== EXERCISE DIRECTIONS ==
List, from the lines below, each one with "icon" in it.

++++++++++++++++++++

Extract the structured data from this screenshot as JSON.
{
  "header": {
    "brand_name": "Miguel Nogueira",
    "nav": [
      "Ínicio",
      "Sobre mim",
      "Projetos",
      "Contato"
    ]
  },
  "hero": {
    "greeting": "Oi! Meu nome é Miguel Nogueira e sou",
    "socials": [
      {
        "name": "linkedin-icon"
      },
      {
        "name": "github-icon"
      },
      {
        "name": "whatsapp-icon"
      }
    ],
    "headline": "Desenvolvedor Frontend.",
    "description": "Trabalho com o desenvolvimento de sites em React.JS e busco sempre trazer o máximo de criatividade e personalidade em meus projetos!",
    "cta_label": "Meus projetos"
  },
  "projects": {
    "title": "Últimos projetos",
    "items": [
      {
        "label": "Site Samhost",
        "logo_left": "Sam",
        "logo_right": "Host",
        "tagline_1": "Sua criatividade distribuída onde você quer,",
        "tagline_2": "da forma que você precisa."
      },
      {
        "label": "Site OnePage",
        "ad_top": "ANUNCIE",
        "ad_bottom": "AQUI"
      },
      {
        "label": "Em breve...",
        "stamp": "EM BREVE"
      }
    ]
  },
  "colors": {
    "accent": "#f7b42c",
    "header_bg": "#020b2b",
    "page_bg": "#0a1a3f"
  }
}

++++++++++++++++++++

== WORKED SOLUTION ==
        "name": "linkedin-icon"
        "name": "github-icon"
        "name": "whatsapp-icon"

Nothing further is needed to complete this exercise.